Request: Single out each line with the word "Vacation" and copy it.

Extracted material:
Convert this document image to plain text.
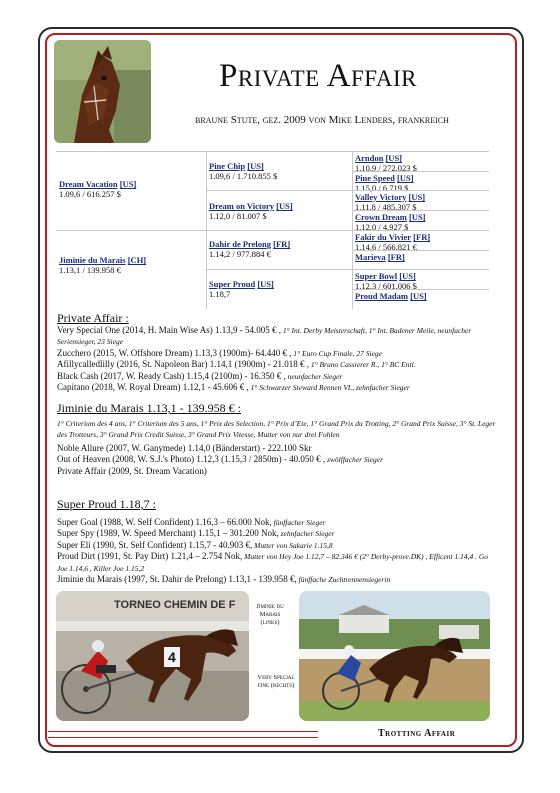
Private Affair
braune Stute, gez. 2009 von Mike Lenders, frankreich
Dream Vacation [US]
1.09,6 / 616.257 $
Jiminie du Marais [CH]
1.13,1 / 139.958 €
Pine Chip [US]
1.09,6 / 1.710.855 $
Dream on Victory [US]
1.12,0 / 81.007 $
Dahir de Prelong [FR]
1.14,2 / 977.884 €
Super Proud [US]
1.18,7
Arndon [US]
1.10,9 / 272.023 $
Pine Speed [US]
1.15,0 / 6.719 $
Valley Victory [US]
1.11,8 / 485.307 $
Crown Dream [US]
1.12,0 / 4.927 $
Fakir du Vivier [FR]
1.14,6 / 566.821 €
Marieva [FR]
Super Bowl [US]
1.12,3 / 601.006 $
Proud Madam [US]
Private Affair :

Very Special One (2014, H. Main Wise As) 1.13,9 - 54.005 € , 1° Int. Derby Meisterschaft, 1° Int. Badener Meile, neunfacher Seriensieger, 23 Siege

Zucchero (2015, W. Offshore Dream) 1.13,3 (1900m)- 64.440 € , 1° Euro Cup Finale, 27 Siege

Afillycalledlilly (2016, St. Napoleon Bar) 1.14,1 (1900m) - 21.018 € , 1° Bruno Cassierer R., 1° BC Entl.

Black Cash (2017, W. Ready Cash) 1.15,4 (2100m) - 16.350 € , neunfacher Sieger

Capitano (2018, W. Royal Dream) 1.12,1 - 45.606 € , 1° Schwarzer Steward Rennen VL, zehnfacher Sieger

Jiminie du Marais 1.13,1 - 139.958 € :

1° Criterium des 4 ans, 1° Criterium des 5 ans, 1° Prix des Selection, 1° Prix d’Ete, 1° Grand Prix du Trotting, 2° Grand Prix Suisse, 3° St. Leger des Trotteurs, 3° Grand Prix Credit Suisse, 3° Grand Prix Vitesse, Mutter von nur drei Fohlen

Noble Allure (2007, W. Ganymede) 1.14,0 (Bänderstart) - 222.100 Skr

Out of Heaven (2008, W. S.J.'s Photo) 1.12,3 (1.15,3 / 2850m) - 40.050 € , zwölffacher Sieger

Private Affair (2009, St. Dream Vacation)

Super Proud 1.18,7 :

Super Goal (1988, W. Self Confident) 1.16,3 – 66.000 Nok, fünffacher Sieger

Super Spy (1989, W. Speed Merchant) 1.15,1 – 301.200 Nok, zehnfacher Sieger

Super Eli (1990, St. Self Confident) 1.15,7 - 40.903 €, Mutter von Sakarie 1.15,8

Proud Dirt (1991, St. Pay Dirt) 1.21,4 – 2.754 Nok, Mutter von Hey Joe 1.12,7 – 82.346 € (2° Derby-prove.DK) , Efficent 1.14,4 . Go Joe 1.14,6 , Killer Joe 1.15,2

Jiminie du Marais (1997, St. Dahir de Prelong) 1.13,1 - 139.958 €, fünffache Zuchtrennensiegerin

TORNEO CHEMIN DE F
4
Jiminie du Marais (links)
Very Special One (rechts)
Trotting Affair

Solution:
Dream Vacation [US]
Private Affair (2009, St. Dream Vacation)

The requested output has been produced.